** EXERCISE AIM **
Copy each line of the listing below exactly.

Data items
========
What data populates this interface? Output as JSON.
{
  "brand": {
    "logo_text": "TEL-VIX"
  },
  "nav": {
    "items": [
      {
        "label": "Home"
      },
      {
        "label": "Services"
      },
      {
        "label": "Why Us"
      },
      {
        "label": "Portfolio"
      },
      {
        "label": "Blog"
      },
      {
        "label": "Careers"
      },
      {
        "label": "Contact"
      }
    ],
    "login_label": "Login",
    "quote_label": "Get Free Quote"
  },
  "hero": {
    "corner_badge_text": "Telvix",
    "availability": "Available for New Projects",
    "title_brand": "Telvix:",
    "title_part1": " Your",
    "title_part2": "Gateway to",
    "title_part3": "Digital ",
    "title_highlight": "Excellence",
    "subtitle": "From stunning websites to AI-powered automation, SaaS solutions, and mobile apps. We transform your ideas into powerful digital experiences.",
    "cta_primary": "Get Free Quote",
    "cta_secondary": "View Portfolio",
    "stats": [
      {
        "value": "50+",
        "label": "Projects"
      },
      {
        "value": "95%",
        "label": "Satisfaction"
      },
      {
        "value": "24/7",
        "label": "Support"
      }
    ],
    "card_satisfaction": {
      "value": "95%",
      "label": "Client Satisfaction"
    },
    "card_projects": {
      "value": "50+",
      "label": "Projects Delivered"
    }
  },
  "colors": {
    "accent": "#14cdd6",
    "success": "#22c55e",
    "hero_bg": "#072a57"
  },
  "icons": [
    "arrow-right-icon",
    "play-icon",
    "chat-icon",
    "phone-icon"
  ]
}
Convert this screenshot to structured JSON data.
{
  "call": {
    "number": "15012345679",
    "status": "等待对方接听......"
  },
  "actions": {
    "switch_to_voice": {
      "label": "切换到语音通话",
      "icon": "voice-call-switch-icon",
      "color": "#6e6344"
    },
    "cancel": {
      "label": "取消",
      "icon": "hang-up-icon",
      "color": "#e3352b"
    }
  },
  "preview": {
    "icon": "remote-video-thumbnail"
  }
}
========
** TASK SOLUTION **
What data populates this interface? Output as JSON.
{
  "brand": {
    "logo_text": "TEL-VIX"
  },
  "nav": {
    "items": [
      {
        "label": "Home"
      },
      {
        "label": "Services"
      },
      {
        "label": "Why Us"
      },
      {
        "label": "Portfolio"
      },
      {
        "label": "Blog"
      },
      {
        "label": "Careers"
      },
      {
        "label": "Contact"
      }
    ],
    "login_label": "Login",
    "quote_label": "Get Free Quote"
  },
  "hero": {
    "corner_badge_text": "Telvix",
    "availability": "Available for New Projects",
    "title_brand": "Telvix:",
    "title_part1": " Your",
    "title_part2": "Gateway to",
    "title_part3": "Digital ",
    "title_highlight": "Excellence",
    "subtitle": "From stunning websites to AI-powered automation, SaaS solutions, and mobile apps. We transform your ideas into powerful digital experiences.",
    "cta_primary": "Get Free Quote",
    "cta_secondary": "View Portfolio",
    "stats": [
      {
        "value": "50+",
        "label": "Projects"
      },
      {
        "value": "95%",
        "label": "Satisfaction"
      },
      {
        "value": "24/7",
        "label": "Support"
      }
    ],
    "card_satisfaction": {
      "value": "95%",
      "label": "Client Satisfaction"
    },
    "card_projects": {
      "value": "50+",
      "label": "Projects Delivered"
    }
  },
  "colors": {
    "accent": "#14cdd6",
    "success": "#22c55e",
    "hero_bg": "#072a57"
  },
  "icons": [
    "arrow-right-icon",
    "play-icon",
    "chat-icon",
    "phone-icon"
  ]
}
Convert this screenshot to structured JSON data.
{
  "call": {
    "number": "15012345679",
    "status": "等待对方接听......"
  },
  "actions": {
    "switch_to_voice": {
      "label": "切换到语音通话",
      "icon": "voice-call-switch-icon",
      "color": "#6e6344"
    },
    "cancel": {
      "label": "取消",
      "icon": "hang-up-icon",
      "color": "#e3352b"
    }
  },
  "preview": {
    "icon": "remote-video-thumbnail"
  }
}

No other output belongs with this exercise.